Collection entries
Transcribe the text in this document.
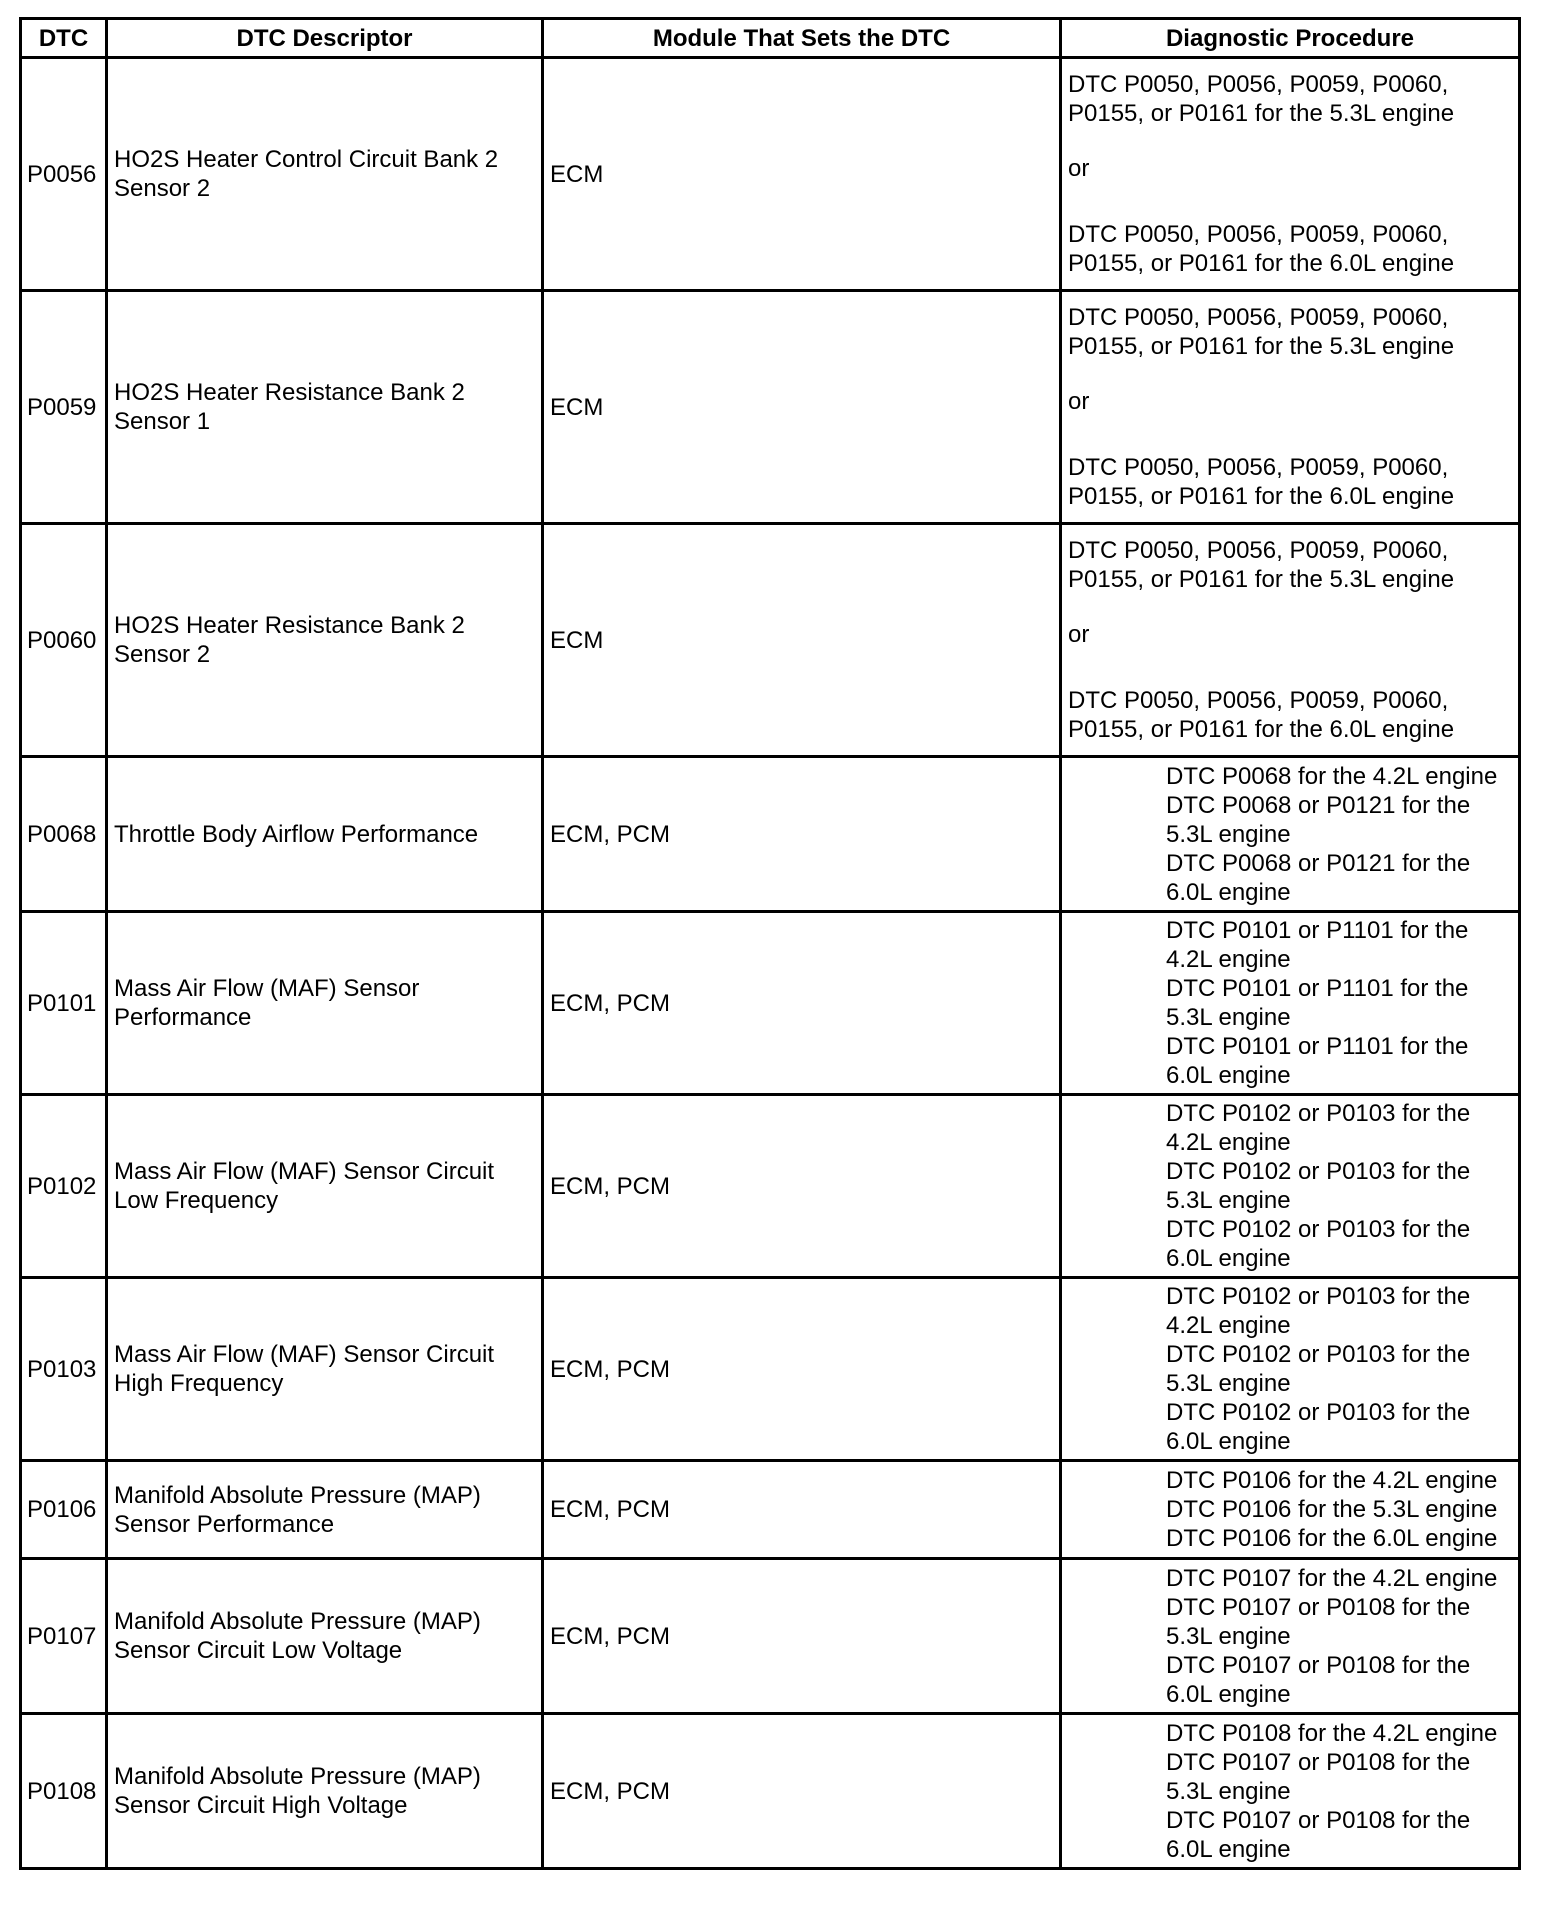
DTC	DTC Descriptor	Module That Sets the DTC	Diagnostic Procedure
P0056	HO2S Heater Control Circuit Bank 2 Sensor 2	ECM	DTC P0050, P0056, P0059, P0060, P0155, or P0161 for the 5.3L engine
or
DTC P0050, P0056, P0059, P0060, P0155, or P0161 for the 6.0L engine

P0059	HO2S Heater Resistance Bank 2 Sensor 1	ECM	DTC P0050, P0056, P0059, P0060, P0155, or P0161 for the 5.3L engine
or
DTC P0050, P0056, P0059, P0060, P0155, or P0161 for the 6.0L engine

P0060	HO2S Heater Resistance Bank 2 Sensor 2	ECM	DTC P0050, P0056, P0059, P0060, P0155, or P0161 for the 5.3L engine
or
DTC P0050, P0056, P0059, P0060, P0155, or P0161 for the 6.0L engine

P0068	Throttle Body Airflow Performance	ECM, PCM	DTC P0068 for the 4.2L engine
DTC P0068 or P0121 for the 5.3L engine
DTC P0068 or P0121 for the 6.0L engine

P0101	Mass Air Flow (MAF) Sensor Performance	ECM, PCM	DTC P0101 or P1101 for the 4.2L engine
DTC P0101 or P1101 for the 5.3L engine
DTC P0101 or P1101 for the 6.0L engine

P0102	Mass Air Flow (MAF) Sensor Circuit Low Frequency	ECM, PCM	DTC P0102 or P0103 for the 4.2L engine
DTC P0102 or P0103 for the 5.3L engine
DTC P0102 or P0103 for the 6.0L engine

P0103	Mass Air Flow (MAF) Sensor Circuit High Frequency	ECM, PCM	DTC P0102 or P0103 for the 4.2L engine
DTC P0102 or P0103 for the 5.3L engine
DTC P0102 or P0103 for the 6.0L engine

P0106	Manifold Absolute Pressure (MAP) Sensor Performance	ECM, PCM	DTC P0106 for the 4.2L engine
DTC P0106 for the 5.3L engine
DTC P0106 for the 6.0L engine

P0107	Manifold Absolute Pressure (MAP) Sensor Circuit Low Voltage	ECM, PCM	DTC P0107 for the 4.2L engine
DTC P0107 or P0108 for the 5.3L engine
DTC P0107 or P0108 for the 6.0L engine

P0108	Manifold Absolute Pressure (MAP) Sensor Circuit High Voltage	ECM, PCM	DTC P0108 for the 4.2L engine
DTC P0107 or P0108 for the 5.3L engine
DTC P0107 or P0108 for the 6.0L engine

* [To be done] Copy each line of the records precisely and drop any images they hold.

* [Exercise solution]
Transcribe the text in this document.
DTC	DTC Descriptor	Module That Sets the DTC	Diagnostic Procedure
P0056	HO2S Heater Control Circuit Bank 2 Sensor 2	ECM	DTC P0050, P0056, P0059, P0060, P0155, or P0161 for the 5.3L engine
or
DTC P0050, P0056, P0059, P0060, P0155, or P0161 for the 6.0L engine

P0059	HO2S Heater Resistance Bank 2 Sensor 1	ECM	DTC P0050, P0056, P0059, P0060, P0155, or P0161 for the 5.3L engine
or
DTC P0050, P0056, P0059, P0060, P0155, or P0161 for the 6.0L engine

P0060	HO2S Heater Resistance Bank 2 Sensor 2	ECM	DTC P0050, P0056, P0059, P0060, P0155, or P0161 for the 5.3L engine
or
DTC P0050, P0056, P0059, P0060, P0155, or P0161 for the 6.0L engine

P0068	Throttle Body Airflow Performance	ECM, PCM	DTC P0068 for the 4.2L engine
DTC P0068 or P0121 for the 5.3L engine
DTC P0068 or P0121 for the 6.0L engine

P0101	Mass Air Flow (MAF) Sensor Performance	ECM, PCM	DTC P0101 or P1101 for the 4.2L engine
DTC P0101 or P1101 for the 5.3L engine
DTC P0101 or P1101 for the 6.0L engine

P0102	Mass Air Flow (MAF) Sensor Circuit Low Frequency	ECM, PCM	DTC P0102 or P0103 for the 4.2L engine
DTC P0102 or P0103 for the 5.3L engine
DTC P0102 or P0103 for the 6.0L engine

P0103	Mass Air Flow (MAF) Sensor Circuit High Frequency	ECM, PCM	DTC P0102 or P0103 for the 4.2L engine
DTC P0102 or P0103 for the 5.3L engine
DTC P0102 or P0103 for the 6.0L engine

P0106	Manifold Absolute Pressure (MAP) Sensor Performance	ECM, PCM	DTC P0106 for the 4.2L engine
DTC P0106 for the 5.3L engine
DTC P0106 for the 6.0L engine

P0107	Manifold Absolute Pressure (MAP) Sensor Circuit Low Voltage	ECM, PCM	DTC P0107 for the 4.2L engine
DTC P0107 or P0108 for the 5.3L engine
DTC P0107 or P0108 for the 6.0L engine

P0108	Manifold Absolute Pressure (MAP) Sensor Circuit High Voltage	ECM, PCM	DTC P0108 for the 4.2L engine
DTC P0107 or P0108 for the 5.3L engine
DTC P0107 or P0108 for the 6.0L engine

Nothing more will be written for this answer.